> [TASK STATEMENT] From the listing below, select every line where the word "Display" appears.
★ ★ ★
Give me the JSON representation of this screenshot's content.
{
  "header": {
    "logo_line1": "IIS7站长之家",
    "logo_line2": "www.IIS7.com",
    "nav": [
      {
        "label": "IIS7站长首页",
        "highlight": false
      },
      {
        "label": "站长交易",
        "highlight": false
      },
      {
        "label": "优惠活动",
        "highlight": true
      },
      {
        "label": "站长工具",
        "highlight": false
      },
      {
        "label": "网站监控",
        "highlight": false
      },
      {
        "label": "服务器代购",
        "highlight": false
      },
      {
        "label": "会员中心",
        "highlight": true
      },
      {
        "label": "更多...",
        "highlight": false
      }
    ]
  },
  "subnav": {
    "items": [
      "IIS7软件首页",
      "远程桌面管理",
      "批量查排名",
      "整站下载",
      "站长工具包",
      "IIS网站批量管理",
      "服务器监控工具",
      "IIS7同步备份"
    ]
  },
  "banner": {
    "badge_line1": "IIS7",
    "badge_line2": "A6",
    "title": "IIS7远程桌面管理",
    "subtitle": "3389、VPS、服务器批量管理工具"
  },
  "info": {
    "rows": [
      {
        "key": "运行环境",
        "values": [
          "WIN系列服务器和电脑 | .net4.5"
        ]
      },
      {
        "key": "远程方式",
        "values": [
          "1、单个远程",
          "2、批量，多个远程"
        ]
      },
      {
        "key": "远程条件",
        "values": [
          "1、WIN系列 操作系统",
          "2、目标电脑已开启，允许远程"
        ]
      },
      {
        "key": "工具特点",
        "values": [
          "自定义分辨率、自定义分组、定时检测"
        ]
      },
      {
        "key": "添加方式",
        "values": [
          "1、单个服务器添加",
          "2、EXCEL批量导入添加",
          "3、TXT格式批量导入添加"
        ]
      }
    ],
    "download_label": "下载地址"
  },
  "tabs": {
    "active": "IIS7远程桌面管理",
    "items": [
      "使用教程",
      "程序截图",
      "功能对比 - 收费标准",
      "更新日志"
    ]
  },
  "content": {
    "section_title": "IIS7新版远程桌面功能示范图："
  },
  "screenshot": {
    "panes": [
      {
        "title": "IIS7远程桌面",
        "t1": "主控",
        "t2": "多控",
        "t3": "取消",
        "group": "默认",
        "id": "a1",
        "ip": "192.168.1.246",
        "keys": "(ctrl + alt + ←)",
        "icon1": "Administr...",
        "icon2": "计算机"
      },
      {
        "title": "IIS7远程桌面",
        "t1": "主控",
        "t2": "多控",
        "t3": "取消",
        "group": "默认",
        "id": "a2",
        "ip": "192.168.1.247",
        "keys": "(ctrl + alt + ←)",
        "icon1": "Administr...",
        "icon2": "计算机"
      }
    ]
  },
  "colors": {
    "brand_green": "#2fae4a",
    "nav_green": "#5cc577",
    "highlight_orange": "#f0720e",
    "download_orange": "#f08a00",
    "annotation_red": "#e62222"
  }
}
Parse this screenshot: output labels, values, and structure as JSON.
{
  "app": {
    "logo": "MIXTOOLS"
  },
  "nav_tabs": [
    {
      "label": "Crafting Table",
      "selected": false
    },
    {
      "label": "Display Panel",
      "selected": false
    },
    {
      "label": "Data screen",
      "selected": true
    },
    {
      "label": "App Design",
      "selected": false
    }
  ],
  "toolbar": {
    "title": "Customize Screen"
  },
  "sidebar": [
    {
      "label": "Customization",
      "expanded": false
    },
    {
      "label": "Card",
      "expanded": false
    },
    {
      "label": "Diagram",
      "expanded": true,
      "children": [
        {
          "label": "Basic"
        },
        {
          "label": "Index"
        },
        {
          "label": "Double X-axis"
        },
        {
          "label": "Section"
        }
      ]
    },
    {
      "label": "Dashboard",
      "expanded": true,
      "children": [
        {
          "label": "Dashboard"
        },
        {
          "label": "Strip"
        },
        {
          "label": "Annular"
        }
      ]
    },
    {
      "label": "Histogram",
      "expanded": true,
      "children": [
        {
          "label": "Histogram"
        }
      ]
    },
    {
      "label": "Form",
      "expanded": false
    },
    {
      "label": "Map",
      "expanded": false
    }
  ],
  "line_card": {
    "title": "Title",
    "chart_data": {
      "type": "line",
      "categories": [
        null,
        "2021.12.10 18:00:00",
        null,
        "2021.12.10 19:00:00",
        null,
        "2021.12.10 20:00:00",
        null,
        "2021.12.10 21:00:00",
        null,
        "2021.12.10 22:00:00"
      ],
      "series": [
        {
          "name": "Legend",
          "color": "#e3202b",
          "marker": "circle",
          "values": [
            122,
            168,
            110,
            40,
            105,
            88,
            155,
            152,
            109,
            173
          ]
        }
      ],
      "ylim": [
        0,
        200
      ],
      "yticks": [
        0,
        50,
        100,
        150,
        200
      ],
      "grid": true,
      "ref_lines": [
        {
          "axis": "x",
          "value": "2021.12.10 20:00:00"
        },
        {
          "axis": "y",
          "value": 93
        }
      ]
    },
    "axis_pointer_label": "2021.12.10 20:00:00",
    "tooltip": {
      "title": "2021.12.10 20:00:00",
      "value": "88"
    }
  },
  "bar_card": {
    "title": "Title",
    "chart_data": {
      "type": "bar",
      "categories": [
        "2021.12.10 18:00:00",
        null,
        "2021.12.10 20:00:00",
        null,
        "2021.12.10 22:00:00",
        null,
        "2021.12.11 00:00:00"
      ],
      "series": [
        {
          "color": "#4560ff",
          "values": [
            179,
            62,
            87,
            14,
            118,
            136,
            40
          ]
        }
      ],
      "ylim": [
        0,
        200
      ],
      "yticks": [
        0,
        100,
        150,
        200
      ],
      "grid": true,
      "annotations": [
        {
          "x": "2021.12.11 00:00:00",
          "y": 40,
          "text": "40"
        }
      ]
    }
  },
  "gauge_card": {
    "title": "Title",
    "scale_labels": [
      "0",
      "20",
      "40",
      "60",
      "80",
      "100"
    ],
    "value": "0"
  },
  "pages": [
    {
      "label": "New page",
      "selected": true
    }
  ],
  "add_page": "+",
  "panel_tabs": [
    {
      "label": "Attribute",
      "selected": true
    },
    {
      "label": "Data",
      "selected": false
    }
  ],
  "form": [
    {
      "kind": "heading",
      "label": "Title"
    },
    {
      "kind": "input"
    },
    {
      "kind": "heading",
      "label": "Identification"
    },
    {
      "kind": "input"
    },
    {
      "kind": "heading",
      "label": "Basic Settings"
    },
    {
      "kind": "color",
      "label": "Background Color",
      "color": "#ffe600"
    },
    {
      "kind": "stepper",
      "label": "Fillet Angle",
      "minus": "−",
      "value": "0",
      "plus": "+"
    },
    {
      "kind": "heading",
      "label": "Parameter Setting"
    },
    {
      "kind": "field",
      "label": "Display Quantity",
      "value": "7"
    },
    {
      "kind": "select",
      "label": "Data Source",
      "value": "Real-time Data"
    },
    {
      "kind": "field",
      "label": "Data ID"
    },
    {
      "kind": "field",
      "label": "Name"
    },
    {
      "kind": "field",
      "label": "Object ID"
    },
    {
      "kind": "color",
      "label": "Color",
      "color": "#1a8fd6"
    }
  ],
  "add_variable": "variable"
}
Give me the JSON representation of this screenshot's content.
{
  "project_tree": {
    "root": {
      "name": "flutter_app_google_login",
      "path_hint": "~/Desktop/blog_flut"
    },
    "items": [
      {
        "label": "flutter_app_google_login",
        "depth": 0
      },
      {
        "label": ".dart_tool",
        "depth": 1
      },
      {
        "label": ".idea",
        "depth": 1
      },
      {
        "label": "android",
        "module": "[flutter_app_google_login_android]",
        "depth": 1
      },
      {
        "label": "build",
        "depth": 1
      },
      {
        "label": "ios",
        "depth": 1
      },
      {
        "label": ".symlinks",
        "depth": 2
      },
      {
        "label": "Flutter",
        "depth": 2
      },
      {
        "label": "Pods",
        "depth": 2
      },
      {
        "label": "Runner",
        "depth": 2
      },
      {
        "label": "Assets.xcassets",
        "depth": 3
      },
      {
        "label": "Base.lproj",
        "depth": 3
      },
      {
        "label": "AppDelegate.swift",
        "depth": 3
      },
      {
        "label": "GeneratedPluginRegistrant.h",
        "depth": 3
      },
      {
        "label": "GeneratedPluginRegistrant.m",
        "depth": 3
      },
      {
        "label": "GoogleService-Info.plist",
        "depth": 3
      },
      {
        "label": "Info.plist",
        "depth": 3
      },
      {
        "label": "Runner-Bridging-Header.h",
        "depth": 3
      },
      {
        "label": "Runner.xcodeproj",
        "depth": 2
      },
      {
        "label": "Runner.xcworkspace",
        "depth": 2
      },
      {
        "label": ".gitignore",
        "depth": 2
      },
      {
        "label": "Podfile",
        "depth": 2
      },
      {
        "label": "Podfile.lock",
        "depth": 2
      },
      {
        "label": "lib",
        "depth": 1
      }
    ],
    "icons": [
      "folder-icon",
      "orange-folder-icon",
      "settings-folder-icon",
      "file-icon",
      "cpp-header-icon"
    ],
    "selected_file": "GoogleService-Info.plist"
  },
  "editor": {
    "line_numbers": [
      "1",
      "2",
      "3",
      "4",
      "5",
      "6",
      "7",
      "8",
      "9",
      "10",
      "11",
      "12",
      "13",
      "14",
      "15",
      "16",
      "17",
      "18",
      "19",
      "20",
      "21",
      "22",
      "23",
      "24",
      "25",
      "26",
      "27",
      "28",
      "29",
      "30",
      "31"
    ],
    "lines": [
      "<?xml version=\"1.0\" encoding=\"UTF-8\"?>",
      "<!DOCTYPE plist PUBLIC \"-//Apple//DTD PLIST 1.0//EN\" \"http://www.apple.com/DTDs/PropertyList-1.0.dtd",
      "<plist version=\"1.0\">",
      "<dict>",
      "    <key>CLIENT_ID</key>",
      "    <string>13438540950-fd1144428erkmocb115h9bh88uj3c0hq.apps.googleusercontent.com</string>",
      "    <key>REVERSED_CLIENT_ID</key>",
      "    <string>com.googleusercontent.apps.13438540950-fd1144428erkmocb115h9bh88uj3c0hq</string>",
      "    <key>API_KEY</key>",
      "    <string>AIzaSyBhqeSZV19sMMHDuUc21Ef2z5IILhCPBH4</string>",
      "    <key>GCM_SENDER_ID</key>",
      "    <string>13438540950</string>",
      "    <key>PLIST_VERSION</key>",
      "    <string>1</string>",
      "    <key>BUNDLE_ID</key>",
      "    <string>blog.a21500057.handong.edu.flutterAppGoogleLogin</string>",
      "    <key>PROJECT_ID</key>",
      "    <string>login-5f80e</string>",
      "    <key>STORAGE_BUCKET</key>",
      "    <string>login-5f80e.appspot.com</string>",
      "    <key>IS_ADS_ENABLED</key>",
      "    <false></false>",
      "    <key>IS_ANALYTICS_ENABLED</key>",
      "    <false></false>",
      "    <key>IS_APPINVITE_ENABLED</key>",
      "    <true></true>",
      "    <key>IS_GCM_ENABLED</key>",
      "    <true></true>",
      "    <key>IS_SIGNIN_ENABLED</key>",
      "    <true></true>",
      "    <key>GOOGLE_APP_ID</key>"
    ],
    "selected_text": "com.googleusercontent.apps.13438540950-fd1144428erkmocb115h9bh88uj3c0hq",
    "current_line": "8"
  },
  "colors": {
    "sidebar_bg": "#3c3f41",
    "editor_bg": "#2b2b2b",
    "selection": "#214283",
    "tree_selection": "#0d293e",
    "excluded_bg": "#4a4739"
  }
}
★ ★ ★
> [PROBLEM SOLUTION]
      "label": "Display Panel",
      "label": "Display Quantity",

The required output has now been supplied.